━━━━━ DATA FOR PROCESSING ━━━━━

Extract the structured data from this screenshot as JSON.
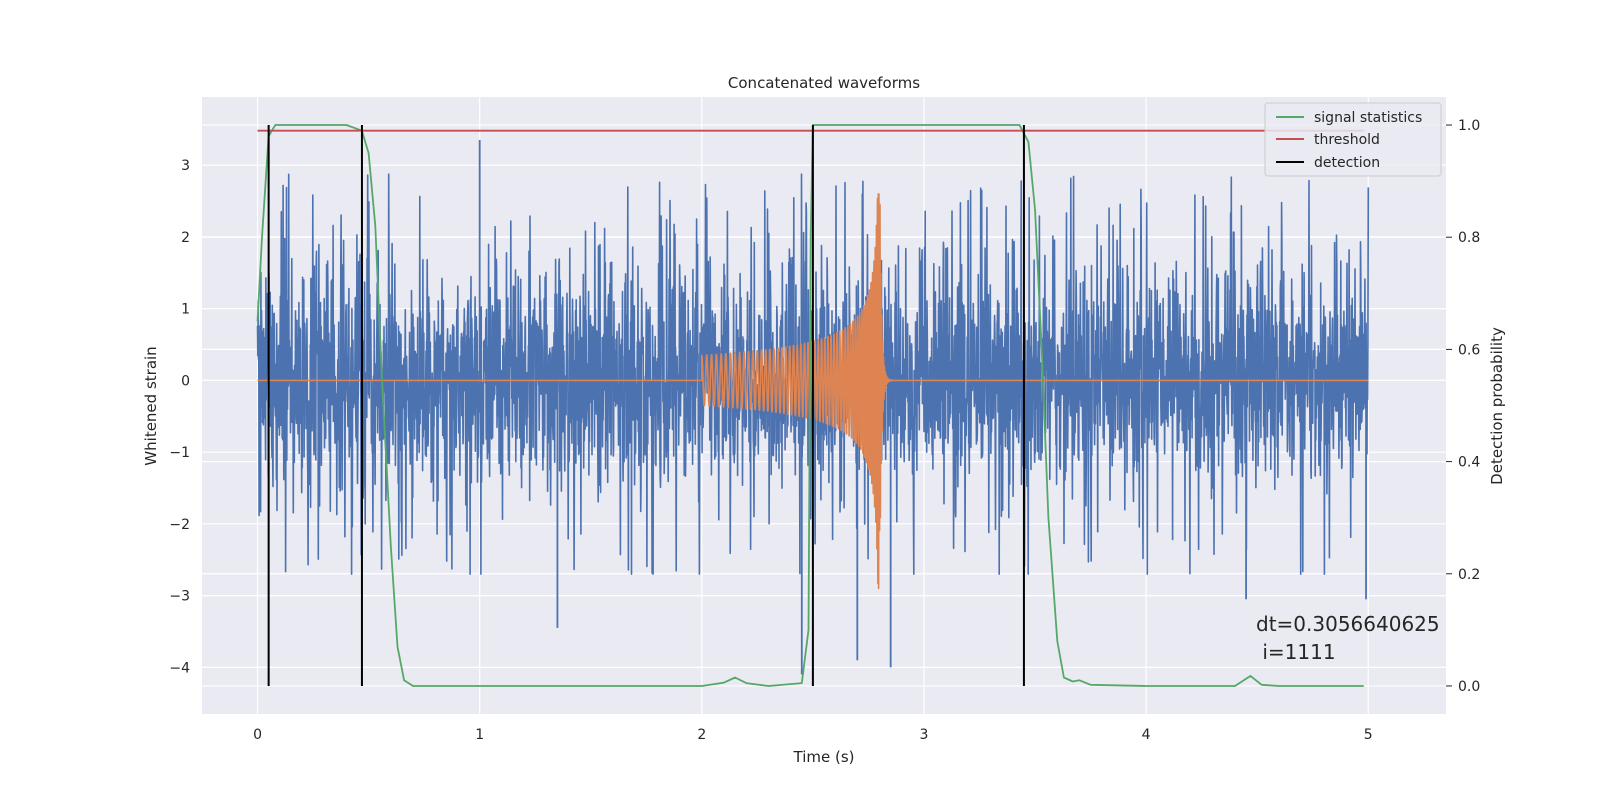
{
  "chart_data": {
    "type": "line",
    "title": "Concatenated waveforms",
    "xlabel": "Time (s)",
    "ylabel": "Whitened strain",
    "y2label": "Detection probability",
    "xlim": [
      -0.25,
      5.35
    ],
    "ylim": [
      -4.65,
      3.95
    ],
    "y2lim": [
      -0.05,
      1.05
    ],
    "x_ticks": [
      0,
      1,
      2,
      3,
      4,
      5
    ],
    "x_tick_labels": [
      "0",
      "1",
      "2",
      "3",
      "4",
      "5"
    ],
    "y_ticks": [
      3,
      2,
      1,
      0,
      -1,
      -2,
      -3,
      -4
    ],
    "y_tick_labels": [
      "3",
      "2",
      "1",
      "0",
      "−1",
      "−2",
      "−3",
      "−4"
    ],
    "y2_ticks": [
      1.0,
      0.8,
      0.6,
      0.4,
      0.2,
      0.0
    ],
    "y2_tick_labels": [
      "1.0",
      "0.8",
      "0.6",
      "0.4",
      "0.2",
      "0.0"
    ],
    "grid": true,
    "legend_position": "top-right",
    "noise": {
      "x_range": [
        0,
        5
      ],
      "typical_range": [
        -2.7,
        3.3
      ],
      "peaks": [
        {
          "x": 1.0,
          "y": 3.35
        },
        {
          "x": 2.45,
          "y": -4.1
        },
        {
          "x": 2.7,
          "y": -3.9
        },
        {
          "x": 2.85,
          "y": -4.0
        },
        {
          "x": 1.35,
          "y": -3.45
        },
        {
          "x": 4.45,
          "y": -3.05
        },
        {
          "x": 4.99,
          "y": -3.05
        }
      ],
      "color": "#4c72b0"
    },
    "chirp": {
      "x_start": 2.0,
      "x_merger": 2.8,
      "x_end": 3.0,
      "peak_amplitude": [
        2.6,
        -3.15
      ],
      "color": "#dd8452"
    },
    "series": [
      {
        "name": "signal statistics",
        "axis": "right",
        "color": "#55a868",
        "x": [
          0.0,
          0.02,
          0.05,
          0.08,
          0.12,
          0.2,
          0.4,
          0.47,
          0.5,
          0.53,
          0.56,
          0.6,
          0.63,
          0.66,
          0.7,
          0.8,
          1.0,
          1.5,
          2.0,
          2.1,
          2.15,
          2.2,
          2.3,
          2.45,
          2.48,
          2.49,
          2.5,
          2.52,
          3.0,
          3.43,
          3.47,
          3.5,
          3.53,
          3.56,
          3.6,
          3.63,
          3.67,
          3.7,
          3.75,
          4.0,
          4.4,
          4.47,
          4.52,
          4.6,
          4.98
        ],
        "y": [
          0.65,
          0.8,
          0.98,
          1.0,
          1.0,
          1.0,
          1.0,
          0.99,
          0.95,
          0.82,
          0.55,
          0.25,
          0.07,
          0.01,
          0.0,
          0.0,
          0.0,
          0.0,
          0.0,
          0.006,
          0.015,
          0.005,
          0.0,
          0.005,
          0.1,
          0.8,
          1.0,
          1.0,
          1.0,
          1.0,
          0.97,
          0.85,
          0.6,
          0.3,
          0.08,
          0.015,
          0.008,
          0.01,
          0.002,
          0.0,
          0.0,
          0.018,
          0.002,
          0.0,
          0.0
        ]
      },
      {
        "name": "threshold",
        "axis": "right",
        "color": "#c44e52",
        "x": [
          0.0,
          4.98
        ],
        "y": [
          0.99,
          0.99
        ]
      },
      {
        "name": "detection",
        "axis": "right",
        "color": "#000000",
        "vlines": [
          0.05,
          0.47,
          2.5,
          3.45
        ],
        "y_range": [
          0.0,
          1.0
        ]
      }
    ],
    "annotation": {
      "line1": "dt=0.3056640625",
      "line2": " i=1111"
    }
  }
}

━━━━━

WORK TO DO - Without the pictures, restate all of the entries above verbatim.

OUTPUT FOR THIS EXERCISE -
Extract the structured data from this screenshot as JSON.
{
  "chart_data": {
    "type": "line",
    "title": "Concatenated waveforms",
    "xlabel": "Time (s)",
    "ylabel": "Whitened strain",
    "y2label": "Detection probability",
    "xlim": [
      -0.25,
      5.35
    ],
    "ylim": [
      -4.65,
      3.95
    ],
    "y2lim": [
      -0.05,
      1.05
    ],
    "x_ticks": [
      0,
      1,
      2,
      3,
      4,
      5
    ],
    "x_tick_labels": [
      "0",
      "1",
      "2",
      "3",
      "4",
      "5"
    ],
    "y_ticks": [
      3,
      2,
      1,
      0,
      -1,
      -2,
      -3,
      -4
    ],
    "y_tick_labels": [
      "3",
      "2",
      "1",
      "0",
      "−1",
      "−2",
      "−3",
      "−4"
    ],
    "y2_ticks": [
      1.0,
      0.8,
      0.6,
      0.4,
      0.2,
      0.0
    ],
    "y2_tick_labels": [
      "1.0",
      "0.8",
      "0.6",
      "0.4",
      "0.2",
      "0.0"
    ],
    "grid": true,
    "legend_position": "top-right",
    "noise": {
      "x_range": [
        0,
        5
      ],
      "typical_range": [
        -2.7,
        3.3
      ],
      "peaks": [
        {
          "x": 1.0,
          "y": 3.35
        },
        {
          "x": 2.45,
          "y": -4.1
        },
        {
          "x": 2.7,
          "y": -3.9
        },
        {
          "x": 2.85,
          "y": -4.0
        },
        {
          "x": 1.35,
          "y": -3.45
        },
        {
          "x": 4.45,
          "y": -3.05
        },
        {
          "x": 4.99,
          "y": -3.05
        }
      ],
      "color": "#4c72b0"
    },
    "chirp": {
      "x_start": 2.0,
      "x_merger": 2.8,
      "x_end": 3.0,
      "peak_amplitude": [
        2.6,
        -3.15
      ],
      "color": "#dd8452"
    },
    "series": [
      {
        "name": "signal statistics",
        "axis": "right",
        "color": "#55a868",
        "x": [
          0.0,
          0.02,
          0.05,
          0.08,
          0.12,
          0.2,
          0.4,
          0.47,
          0.5,
          0.53,
          0.56,
          0.6,
          0.63,
          0.66,
          0.7,
          0.8,
          1.0,
          1.5,
          2.0,
          2.1,
          2.15,
          2.2,
          2.3,
          2.45,
          2.48,
          2.49,
          2.5,
          2.52,
          3.0,
          3.43,
          3.47,
          3.5,
          3.53,
          3.56,
          3.6,
          3.63,
          3.67,
          3.7,
          3.75,
          4.0,
          4.4,
          4.47,
          4.52,
          4.6,
          4.98
        ],
        "y": [
          0.65,
          0.8,
          0.98,
          1.0,
          1.0,
          1.0,
          1.0,
          0.99,
          0.95,
          0.82,
          0.55,
          0.25,
          0.07,
          0.01,
          0.0,
          0.0,
          0.0,
          0.0,
          0.0,
          0.006,
          0.015,
          0.005,
          0.0,
          0.005,
          0.1,
          0.8,
          1.0,
          1.0,
          1.0,
          1.0,
          0.97,
          0.85,
          0.6,
          0.3,
          0.08,
          0.015,
          0.008,
          0.01,
          0.002,
          0.0,
          0.0,
          0.018,
          0.002,
          0.0,
          0.0
        ]
      },
      {
        "name": "threshold",
        "axis": "right",
        "color": "#c44e52",
        "x": [
          0.0,
          4.98
        ],
        "y": [
          0.99,
          0.99
        ]
      },
      {
        "name": "detection",
        "axis": "right",
        "color": "#000000",
        "vlines": [
          0.05,
          0.47,
          2.5,
          3.45
        ],
        "y_range": [
          0.0,
          1.0
        ]
      }
    ],
    "annotation": {
      "line1": "dt=0.3056640625",
      "line2": " i=1111"
    }
  }
}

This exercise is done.